### Data lines
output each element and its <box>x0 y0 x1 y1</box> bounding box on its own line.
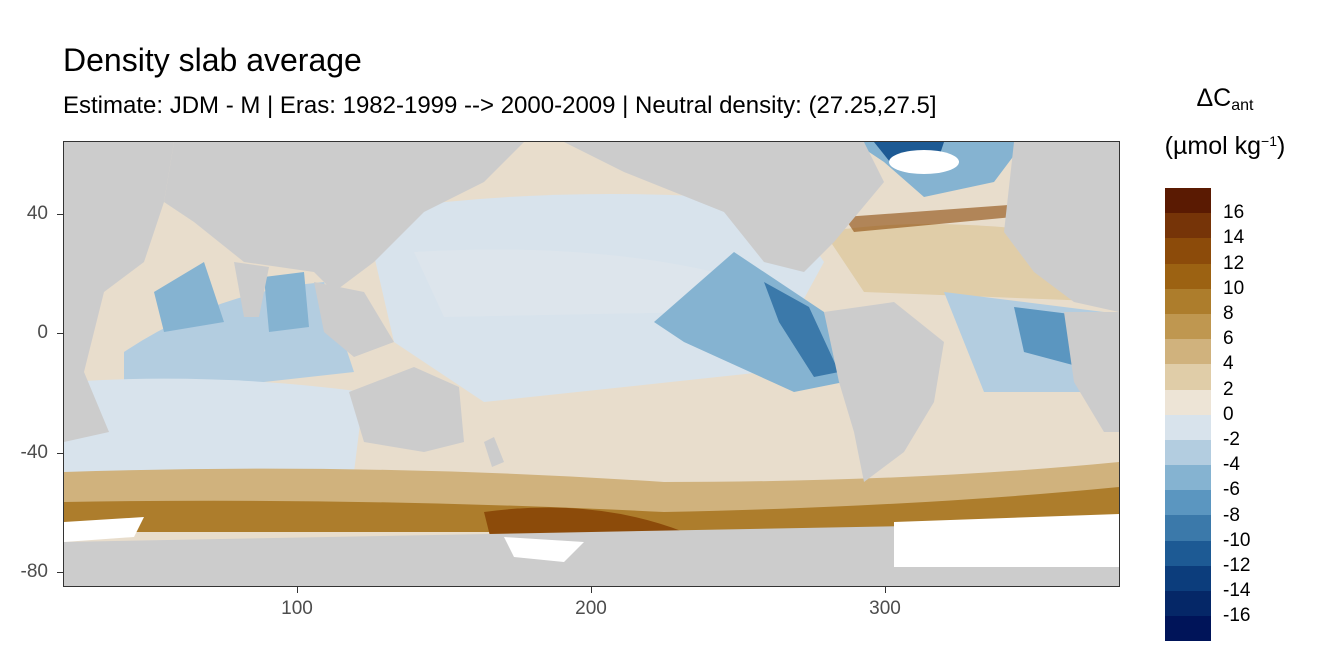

* * *

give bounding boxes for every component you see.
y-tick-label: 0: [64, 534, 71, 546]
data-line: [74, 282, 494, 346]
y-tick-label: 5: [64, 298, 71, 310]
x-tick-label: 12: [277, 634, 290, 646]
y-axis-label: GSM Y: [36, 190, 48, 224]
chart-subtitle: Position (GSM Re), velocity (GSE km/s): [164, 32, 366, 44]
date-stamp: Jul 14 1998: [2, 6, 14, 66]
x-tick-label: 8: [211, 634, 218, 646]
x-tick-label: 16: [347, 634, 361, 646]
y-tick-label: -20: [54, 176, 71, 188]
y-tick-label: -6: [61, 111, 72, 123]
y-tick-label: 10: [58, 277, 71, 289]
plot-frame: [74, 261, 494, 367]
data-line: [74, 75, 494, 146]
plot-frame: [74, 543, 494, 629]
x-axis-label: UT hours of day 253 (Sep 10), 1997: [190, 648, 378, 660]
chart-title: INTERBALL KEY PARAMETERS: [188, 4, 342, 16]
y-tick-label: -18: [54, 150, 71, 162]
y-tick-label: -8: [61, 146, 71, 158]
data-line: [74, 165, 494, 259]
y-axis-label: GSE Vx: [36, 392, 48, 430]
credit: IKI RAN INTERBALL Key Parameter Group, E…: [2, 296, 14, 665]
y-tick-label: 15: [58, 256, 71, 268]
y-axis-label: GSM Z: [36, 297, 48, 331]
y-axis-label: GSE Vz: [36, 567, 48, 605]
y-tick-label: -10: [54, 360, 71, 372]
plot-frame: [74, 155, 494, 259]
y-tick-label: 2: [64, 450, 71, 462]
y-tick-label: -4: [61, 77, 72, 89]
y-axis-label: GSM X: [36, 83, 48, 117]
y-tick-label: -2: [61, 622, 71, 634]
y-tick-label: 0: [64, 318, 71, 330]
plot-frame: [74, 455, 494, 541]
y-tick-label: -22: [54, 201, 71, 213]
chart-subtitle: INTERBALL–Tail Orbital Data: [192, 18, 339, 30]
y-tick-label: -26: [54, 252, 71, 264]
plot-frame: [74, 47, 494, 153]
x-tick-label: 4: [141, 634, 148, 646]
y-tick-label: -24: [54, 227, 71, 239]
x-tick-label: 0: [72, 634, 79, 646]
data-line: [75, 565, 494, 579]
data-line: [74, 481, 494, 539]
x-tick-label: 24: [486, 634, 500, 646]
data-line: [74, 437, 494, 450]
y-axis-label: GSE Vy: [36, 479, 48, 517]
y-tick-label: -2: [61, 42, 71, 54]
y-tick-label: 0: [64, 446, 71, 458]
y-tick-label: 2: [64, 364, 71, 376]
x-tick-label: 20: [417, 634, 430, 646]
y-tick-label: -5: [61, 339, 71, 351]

### Your goal
Write out verbatim every line of the records above, starting with the line that contains "give bounding boxes" and continuing through the line that contains "y-axis-label: GSM X: [36, 83, 48, 117]", with both of those lines included.

### Written response
give bounding boxes for every component you see.
y-tick-label: 0: [64, 534, 71, 546]
data-line: [74, 282, 494, 346]
y-tick-label: 5: [64, 298, 71, 310]
x-tick-label: 12: [277, 634, 290, 646]
y-axis-label: GSM Y: [36, 190, 48, 224]
chart-subtitle: Position (GSM Re), velocity (GSE km/s): [164, 32, 366, 44]
date-stamp: Jul 14 1998: [2, 6, 14, 66]
x-tick-label: 8: [211, 634, 218, 646]
x-tick-label: 16: [347, 634, 361, 646]
y-tick-label: -20: [54, 176, 71, 188]
y-tick-label: -6: [61, 111, 72, 123]
y-tick-label: 10: [58, 277, 71, 289]
plot-frame: [74, 261, 494, 367]
data-line: [74, 75, 494, 146]
plot-frame: [74, 543, 494, 629]
x-axis-label: UT hours of day 253 (Sep 10), 1997: [190, 648, 378, 660]
chart-title: INTERBALL KEY PARAMETERS: [188, 4, 342, 16]
y-tick-label: -18: [54, 150, 71, 162]
y-tick-label: -8: [61, 146, 71, 158]
data-line: [74, 165, 494, 259]
y-axis-label: GSE Vx: [36, 392, 48, 430]
credit: IKI RAN INTERBALL Key Parameter Group, E…: [2, 296, 14, 665]
y-tick-label: 15: [58, 256, 71, 268]
y-axis-label: GSM Z: [36, 297, 48, 331]
y-axis-label: GSE Vz: [36, 567, 48, 605]
y-tick-label: -10: [54, 360, 71, 372]
plot-frame: [74, 155, 494, 259]
y-tick-label: 2: [64, 450, 71, 462]
y-tick-label: -4: [61, 77, 72, 89]
y-axis-label: GSM X: [36, 83, 48, 117]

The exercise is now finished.